• _EXERCISE DETAILS_
Retype every line of the saved data entries below, keeping each character unchanged.

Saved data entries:
+++
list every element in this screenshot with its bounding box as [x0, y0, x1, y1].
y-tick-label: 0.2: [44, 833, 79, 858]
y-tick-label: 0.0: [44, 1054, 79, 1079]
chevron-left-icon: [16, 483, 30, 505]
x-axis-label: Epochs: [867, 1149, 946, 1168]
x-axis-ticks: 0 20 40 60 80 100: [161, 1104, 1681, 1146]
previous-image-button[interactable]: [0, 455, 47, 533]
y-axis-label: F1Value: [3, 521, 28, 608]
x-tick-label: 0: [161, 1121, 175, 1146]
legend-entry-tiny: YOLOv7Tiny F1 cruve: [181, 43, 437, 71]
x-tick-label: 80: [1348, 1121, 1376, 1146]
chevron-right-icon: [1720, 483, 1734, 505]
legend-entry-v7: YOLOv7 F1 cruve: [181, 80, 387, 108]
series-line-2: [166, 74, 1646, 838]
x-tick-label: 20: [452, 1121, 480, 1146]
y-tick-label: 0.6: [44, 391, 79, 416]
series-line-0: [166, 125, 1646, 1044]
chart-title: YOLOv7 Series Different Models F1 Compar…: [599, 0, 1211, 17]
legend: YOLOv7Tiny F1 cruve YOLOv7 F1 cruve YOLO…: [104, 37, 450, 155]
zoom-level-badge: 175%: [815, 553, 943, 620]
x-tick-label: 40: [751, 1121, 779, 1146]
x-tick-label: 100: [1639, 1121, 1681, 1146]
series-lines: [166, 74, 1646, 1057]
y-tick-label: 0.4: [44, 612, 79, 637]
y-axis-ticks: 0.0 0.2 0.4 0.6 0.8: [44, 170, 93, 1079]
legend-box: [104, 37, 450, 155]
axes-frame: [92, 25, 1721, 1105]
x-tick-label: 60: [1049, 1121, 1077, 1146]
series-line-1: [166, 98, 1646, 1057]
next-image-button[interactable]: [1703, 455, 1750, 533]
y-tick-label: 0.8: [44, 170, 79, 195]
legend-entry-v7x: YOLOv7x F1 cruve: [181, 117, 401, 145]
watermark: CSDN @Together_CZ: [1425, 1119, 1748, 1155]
+++
• _THE ANSWER_
list every element in this screenshot with its bounding box as [x0, y0, x1, y1].
y-tick-label: 0.2: [44, 833, 79, 858]
y-tick-label: 0.0: [44, 1054, 79, 1079]
chevron-left-icon: [16, 483, 30, 505]
x-axis-label: Epochs: [867, 1149, 946, 1168]
x-axis-ticks: 0 20 40 60 80 100: [161, 1104, 1681, 1146]
previous-image-button[interactable]: [0, 455, 47, 533]
y-axis-label: F1Value: [3, 521, 28, 608]
x-tick-label: 0: [161, 1121, 175, 1146]
legend-entry-tiny: YOLOv7Tiny F1 cruve: [181, 43, 437, 71]
x-tick-label: 80: [1348, 1121, 1376, 1146]
chevron-right-icon: [1720, 483, 1734, 505]
legend-entry-v7: YOLOv7 F1 cruve: [181, 80, 387, 108]
series-line-2: [166, 74, 1646, 838]
x-tick-label: 20: [452, 1121, 480, 1146]
y-tick-label: 0.6: [44, 391, 79, 416]
series-line-0: [166, 125, 1646, 1044]
chart-title: YOLOv7 Series Different Models F1 Compar…: [599, 0, 1211, 17]
legend: YOLOv7Tiny F1 cruve YOLOv7 F1 cruve YOLO…: [104, 37, 450, 155]
zoom-level-badge: 175%: [815, 553, 943, 620]
x-tick-label: 40: [751, 1121, 779, 1146]
x-tick-label: 100: [1639, 1121, 1681, 1146]
series-lines: [166, 74, 1646, 1057]
y-tick-label: 0.4: [44, 612, 79, 637]
y-axis-ticks: 0.0 0.2 0.4 0.6 0.8: [44, 170, 93, 1079]
legend-box: [104, 37, 450, 155]
axes-frame: [92, 25, 1721, 1105]
x-tick-label: 60: [1049, 1121, 1077, 1146]
series-line-1: [166, 98, 1646, 1057]
next-image-button[interactable]: [1703, 455, 1750, 533]
y-tick-label: 0.8: [44, 170, 79, 195]
legend-entry-v7x: YOLOv7x F1 cruve: [181, 117, 401, 145]
watermark: CSDN @Together_CZ: [1425, 1119, 1748, 1155]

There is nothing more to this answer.